_Element location listings:_
= = = =

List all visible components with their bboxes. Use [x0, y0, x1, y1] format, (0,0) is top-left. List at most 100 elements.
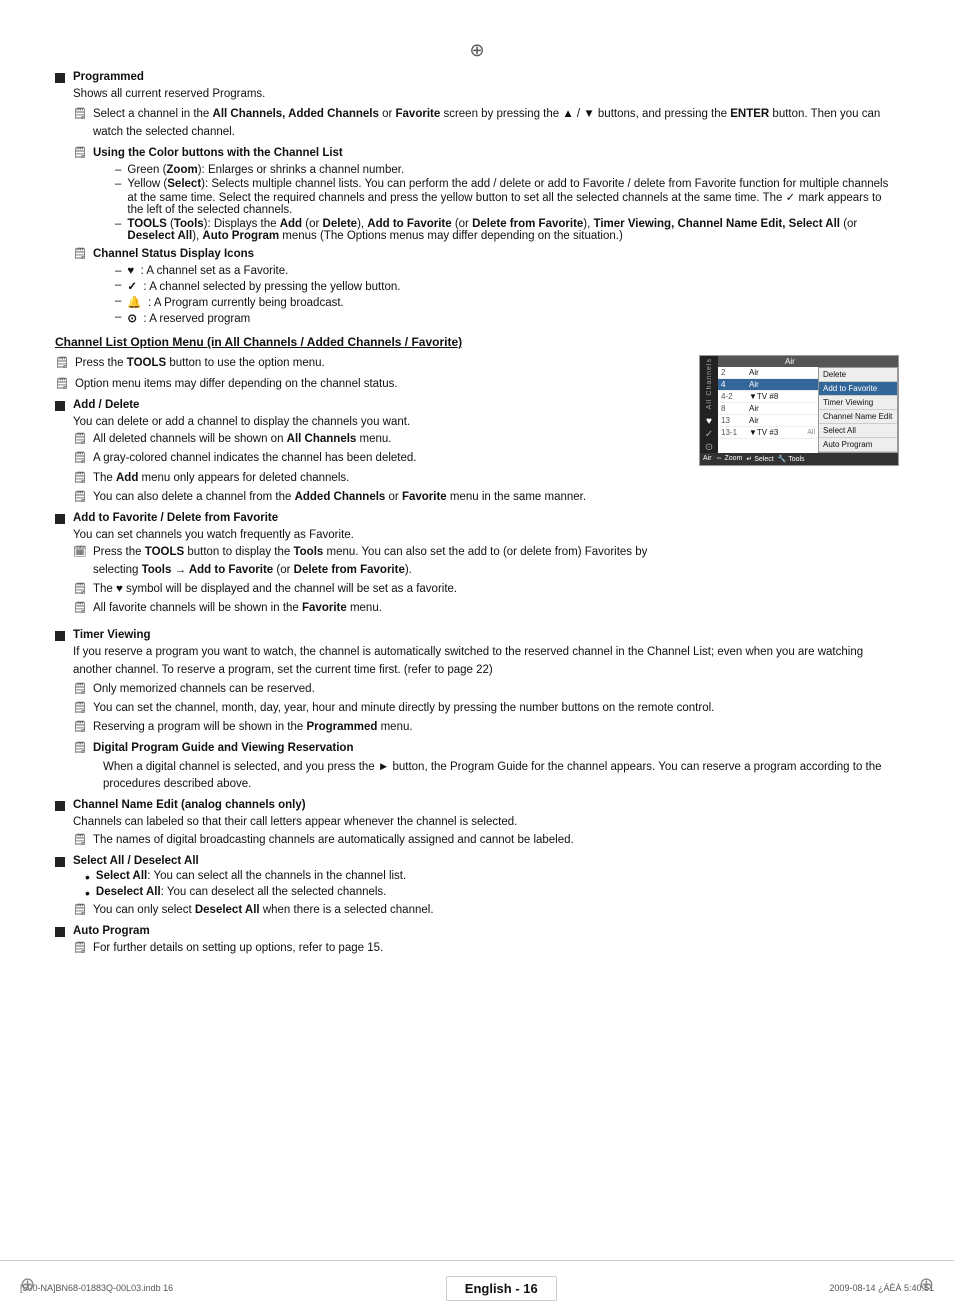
note-icon-ap1: 🗒: [73, 941, 87, 954]
tv-note3: Reserving a program will be shown in the…: [93, 719, 413, 736]
check-icon-desc: ✓ : A channel selected by pressing the y…: [127, 279, 400, 293]
timer-viewing-section: Timer Viewing If you reserve a program y…: [55, 629, 899, 793]
bottom-select: ↵ Select: [746, 455, 773, 463]
note-icon-tv3: 🗒: [73, 720, 87, 733]
note-icon-tv1: 🗒: [73, 682, 87, 695]
ap-title: Auto Program: [73, 925, 150, 937]
auto-program-section: Auto Program 🗒 For further details on se…: [55, 925, 899, 957]
note-icon-tv2: 🗒: [73, 701, 87, 714]
ad-note4: You can also delete a channel from the A…: [93, 489, 586, 506]
ch-num-4: 4: [721, 380, 749, 389]
ad-note1: All deleted channels will be shown on Al…: [93, 431, 392, 448]
dash-broadcast: –: [115, 295, 121, 307]
reserved-icon-desc: ⊙ : A reserved program: [127, 311, 250, 325]
ch-name-8: Air: [749, 404, 815, 413]
dot-deselect-all: •: [85, 886, 90, 900]
dash-yellow: –: [115, 178, 121, 190]
tools-menu: TOOLS (Tools): Displays the Add (or Dele…: [127, 218, 899, 242]
ad-note3: The Add menu only appears for deleted ch…: [93, 470, 349, 487]
footer-page-badge: English - 16: [446, 1276, 557, 1301]
tv-note2: You can set the channel, month, day, yea…: [93, 700, 714, 717]
ch-all-13-1: All: [807, 429, 815, 436]
note-icon-color-btn: 🗒: [73, 146, 87, 159]
note-icon-tools-btn: 🗒: [55, 356, 69, 369]
ctx-channel-name-edit[interactable]: Channel Name Edit: [819, 410, 897, 424]
ctx-timer-viewing[interactable]: Timer Viewing: [819, 396, 897, 410]
dash-reserved: –: [115, 311, 121, 323]
bottom-right-crosshair: ⊕: [919, 1274, 934, 1295]
note-icon-ad4: 🗒: [73, 490, 87, 503]
ch-name-4: Air: [749, 380, 815, 389]
channel-main: Air 2 Air 4 Air: [718, 356, 898, 453]
sa-title: Select All / Deselect All: [73, 855, 199, 867]
bottom-air: Air: [703, 455, 712, 463]
ch-header-air: Air: [785, 357, 795, 366]
ch-name-13: Air: [749, 416, 815, 425]
cne-note1: The names of digital broadcasting channe…: [93, 832, 574, 849]
ch-num-4-2: 4-2: [721, 392, 749, 401]
green-zoom: Green (Zoom): Enlarges or shrinks a chan…: [127, 164, 404, 176]
channel-ui-container: All Channels ♥ ✓ ⊙ Air: [699, 355, 899, 623]
bottom-tools: 🔧 Tools: [778, 455, 805, 463]
bullet-add-fav: [55, 514, 65, 524]
sidebar-icon3: ⊙: [705, 442, 713, 453]
channel-row-4-2: 4-2 ▼TV #8: [718, 391, 818, 403]
page-footer: [500-NA]BN68-01883Q-00L03.indb 16 Englis…: [0, 1260, 954, 1315]
top-symbol: ⊕: [55, 40, 899, 61]
note-icon-option-differ: 🗒: [55, 377, 69, 390]
bullet-add-delete: [55, 401, 65, 411]
heart-icon-desc: ♥ : A channel set as a Favorite.: [127, 265, 288, 277]
tv-note1: Only memorized channels can be reserved.: [93, 681, 315, 698]
sidebar-icon2: ✓: [705, 429, 713, 440]
add-delete-desc: You can delete or add a channel to displ…: [73, 414, 689, 431]
add-fav-title: Add to Favorite / Delete from Favorite: [73, 512, 278, 524]
channel-row-13-1: 13-1 ▼TV #3 All: [718, 427, 818, 439]
page: ⊕ Programmed Shows all current reserved …: [0, 0, 954, 1315]
dash-check: –: [115, 279, 121, 291]
ctx-delete[interactable]: Delete: [819, 368, 897, 382]
sidebar-icon1: ♥: [706, 416, 712, 427]
ch-name-4-2: ▼TV #8: [749, 392, 815, 401]
ctx-add-favorite[interactable]: Add to Favorite: [819, 382, 897, 396]
programmed-section: Programmed Shows all current reserved Pr…: [55, 71, 899, 325]
context-menu: Delete Add to Favorite Timer Viewing Cha…: [818, 367, 898, 453]
programmed-title: Programmed: [73, 71, 144, 83]
ctx-select-all[interactable]: Select All: [819, 424, 897, 438]
bullet-sa: [55, 857, 65, 867]
note-icon-status: 🗒: [73, 247, 87, 260]
ch-name-2: Air: [749, 368, 815, 377]
dash-green: –: [115, 164, 121, 176]
dash-heart: –: [115, 265, 121, 277]
option-differ-note: Option menu items may differ depending o…: [75, 376, 398, 393]
ap-note1: For further details on setting up option…: [93, 940, 383, 957]
note-icon-ad2: 🗒: [73, 451, 87, 464]
note-icon-ad1: 🗒: [73, 432, 87, 445]
channel-header-row: Air: [718, 356, 898, 367]
bullet-cne: [55, 801, 65, 811]
channel-list-option-content: 🗒 Press the TOOLS button to use the opti…: [55, 355, 899, 623]
dot-select-all: •: [85, 870, 90, 884]
deselect-all-desc: Deselect All: You can deselect all the s…: [96, 886, 386, 898]
channel-rows-list: 2 Air 4 Air 4-2 ▼TV #8: [718, 367, 818, 453]
footer-center: English - 16: [446, 1276, 557, 1301]
note-icon-dpg: 🗒: [73, 741, 87, 754]
note-icon-1: 🗒: [73, 107, 87, 120]
note-text-1: Select a channel in the All Channels, Ad…: [93, 106, 899, 141]
programmed-desc: Shows all current reserved Programs.: [73, 86, 899, 103]
broadcast-icon-desc: 🔔 : A Program currently being broadcast.: [127, 295, 343, 309]
dpg-title: Digital Program Guide and Viewing Reserv…: [93, 740, 354, 757]
channel-list-main: 🗒 Press the TOOLS button to use the opti…: [55, 355, 689, 623]
ctx-auto-program[interactable]: Auto Program: [819, 438, 897, 452]
channel-row-13: 13 Air: [718, 415, 818, 427]
sa-note1: You can only select Deselect All when th…: [93, 902, 434, 919]
bullet-timer: [55, 631, 65, 641]
ch-num-13-1: 13-1: [721, 428, 749, 437]
channel-list-option-heading: Channel List Option Menu (in All Channel…: [55, 335, 899, 349]
yellow-select: Yellow (Select): Selects multiple channe…: [127, 178, 899, 216]
channel-row-4: 4 Air: [718, 379, 818, 391]
channel-name-edit-section: Channel Name Edit (analog channels only)…: [55, 799, 899, 849]
ch-num-2: 2: [721, 368, 749, 377]
timer-desc: If you reserve a program you want to wat…: [73, 644, 899, 679]
ad-note2: A gray-colored channel indicates the cha…: [93, 450, 417, 467]
bullet-ap: [55, 927, 65, 937]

= = = =

Can you return every line of the records above word for word, leaving the pictures out of your answer?

List all visible components with their bboxes. Use [x0, y0, x1, y1] format, (0,0) is top-left. List at most 100 elements.
note-icon-ap1: 🗒: [73, 941, 87, 954]
tv-note3: Reserving a program will be shown in the…: [93, 719, 413, 736]
check-icon-desc: ✓ : A channel selected by pressing the y…: [127, 279, 400, 293]
timer-viewing-section: Timer Viewing If you reserve a program y…: [55, 629, 899, 793]
bottom-select: ↵ Select: [746, 455, 773, 463]
note-icon-tv3: 🗒: [73, 720, 87, 733]
note-icon-tv1: 🗒: [73, 682, 87, 695]
ap-title: Auto Program: [73, 925, 150, 937]
auto-program-section: Auto Program 🗒 For further details on se…: [55, 925, 899, 957]
note-icon-tv2: 🗒: [73, 701, 87, 714]
ad-note4: You can also delete a channel from the A…: [93, 489, 586, 506]
ch-num-4: 4: [721, 380, 749, 389]
ad-note1: All deleted channels will be shown on Al…: [93, 431, 392, 448]
dash-broadcast: –: [115, 295, 121, 307]
reserved-icon-desc: ⊙ : A reserved program: [127, 311, 250, 325]
ch-name-8: Air: [749, 404, 815, 413]
dot-deselect-all: •: [85, 886, 90, 900]
dash-yellow: –: [115, 178, 121, 190]
tools-menu: TOOLS (Tools): Displays the Add (or Dele…: [127, 218, 899, 242]
ad-note3: The Add menu only appears for deleted ch…: [93, 470, 349, 487]
footer-page-badge: English - 16: [446, 1276, 557, 1301]
tv-note2: You can set the channel, month, day, yea…: [93, 700, 714, 717]
ch-all-13-1: All: [807, 429, 815, 436]
note-icon-color-btn: 🗒: [73, 146, 87, 159]
note-icon-tools-btn: 🗒: [55, 356, 69, 369]
ctx-channel-name-edit[interactable]: Channel Name Edit: [819, 410, 897, 424]
ctx-timer-viewing[interactable]: Timer Viewing: [819, 396, 897, 410]
dash-reserved: –: [115, 311, 121, 323]
bottom-right-crosshair: ⊕: [919, 1274, 934, 1295]
note-icon-ad4: 🗒: [73, 490, 87, 503]
ch-name-4: Air: [749, 380, 815, 389]
channel-main: Air 2 Air 4 Air: [718, 356, 898, 453]
sa-title: Select All / Deselect All: [73, 855, 199, 867]
bottom-air: Air: [703, 455, 712, 463]
ch-header-air: Air: [785, 357, 795, 366]
ch-name-13: Air: [749, 416, 815, 425]
cne-note1: The names of digital broadcasting channe…: [93, 832, 574, 849]
ch-num-4-2: 4-2: [721, 392, 749, 401]
green-zoom: Green (Zoom): Enlarges or shrinks a chan…: [127, 164, 404, 176]
channel-ui-container: All Channels ♥ ✓ ⊙ Air: [699, 355, 899, 623]
bottom-tools: 🔧 Tools: [778, 455, 805, 463]
bullet-add-fav: [55, 514, 65, 524]
sidebar-icon3: ⊙: [705, 442, 713, 453]
channel-row-4-2: 4-2 ▼TV #8: [718, 391, 818, 403]
page-footer: [500-NA]BN68-01883Q-00L03.indb 16 Englis…: [0, 1260, 954, 1315]
top-symbol: ⊕: [55, 40, 899, 61]
note-icon-option-differ: 🗒: [55, 377, 69, 390]
bullet-add-delete: [55, 401, 65, 411]
heart-icon-desc: ♥ : A channel set as a Favorite.: [127, 265, 288, 277]
tv-note1: Only memorized channels can be reserved.: [93, 681, 315, 698]
sidebar-icon2: ✓: [705, 429, 713, 440]
add-delete-desc: You can delete or add a channel to displ…: [73, 414, 689, 431]
add-fav-title: Add to Favorite / Delete from Favorite: [73, 512, 278, 524]
channel-row-13-1: 13-1 ▼TV #3 All: [718, 427, 818, 439]
page: ⊕ Programmed Shows all current reserved …: [0, 0, 954, 1315]
dash-check: –: [115, 279, 121, 291]
ctx-delete[interactable]: Delete: [819, 368, 897, 382]
sidebar-icon1: ♥: [706, 416, 712, 427]
ch-name-4-2: ▼TV #8: [749, 392, 815, 401]
ctx-add-favorite[interactable]: Add to Favorite: [819, 382, 897, 396]
programmed-section: Programmed Shows all current reserved Pr…: [55, 71, 899, 325]
context-menu: Delete Add to Favorite Timer Viewing Cha…: [818, 367, 898, 453]
programmed-title: Programmed: [73, 71, 144, 83]
ctx-select-all[interactable]: Select All: [819, 424, 897, 438]
bullet-sa: [55, 857, 65, 867]
note-icon-status: 🗒: [73, 247, 87, 260]
ch-name-2: Air: [749, 368, 815, 377]
dash-green: –: [115, 164, 121, 176]
dash-heart: –: [115, 265, 121, 277]
option-differ-note: Option menu items may differ depending o…: [75, 376, 398, 393]
ap-note1: For further details on setting up option…: [93, 940, 383, 957]
note-icon-ad2: 🗒: [73, 451, 87, 464]
note-icon-ad1: 🗒: [73, 432, 87, 445]
channel-header-row: Air: [718, 356, 898, 367]
bullet-cne: [55, 801, 65, 811]
channel-list-option-content: 🗒 Press the TOOLS button to use the opti…: [55, 355, 899, 623]
dot-select-all: •: [85, 870, 90, 884]
deselect-all-desc: Deselect All: You can deselect all the s…: [96, 886, 386, 898]
channel-rows-list: 2 Air 4 Air 4-2 ▼TV #8: [718, 367, 818, 453]
footer-center: English - 16: [446, 1276, 557, 1301]
note-icon-dpg: 🗒: [73, 741, 87, 754]
note-icon-1: 🗒: [73, 107, 87, 120]
note-text-1: Select a channel in the All Channels, Ad…: [93, 106, 899, 141]
programmed-desc: Shows all current reserved Programs.: [73, 86, 899, 103]
broadcast-icon-desc: 🔔 : A Program currently being broadcast.: [127, 295, 343, 309]
dpg-title: Digital Program Guide and Viewing Reserv…: [93, 740, 354, 757]
channel-list-main: 🗒 Press the TOOLS button to use the opti…: [55, 355, 689, 623]
ctx-auto-program[interactable]: Auto Program: [819, 438, 897, 452]
channel-row-13: 13 Air: [718, 415, 818, 427]
sa-note1: You can only select Deselect All when th…: [93, 902, 434, 919]
bullet-timer: [55, 631, 65, 641]
ch-num-13-1: 13-1: [721, 428, 749, 437]
channel-list-option-heading: Channel List Option Menu (in All Channel…: [55, 335, 899, 349]
yellow-select: Yellow (Select): Selects multiple channe…: [127, 178, 899, 216]
channel-row-4: 4 Air: [718, 379, 818, 391]
channel-name-edit-section: Channel Name Edit (analog channels only)…: [55, 799, 899, 849]
ch-num-2: 2: [721, 368, 749, 377]
timer-desc: If you reserve a program you want to wat…: [73, 644, 899, 679]
ad-note2: A gray-colored channel indicates the cha…: [93, 450, 417, 467]
bullet-ap: [55, 927, 65, 937]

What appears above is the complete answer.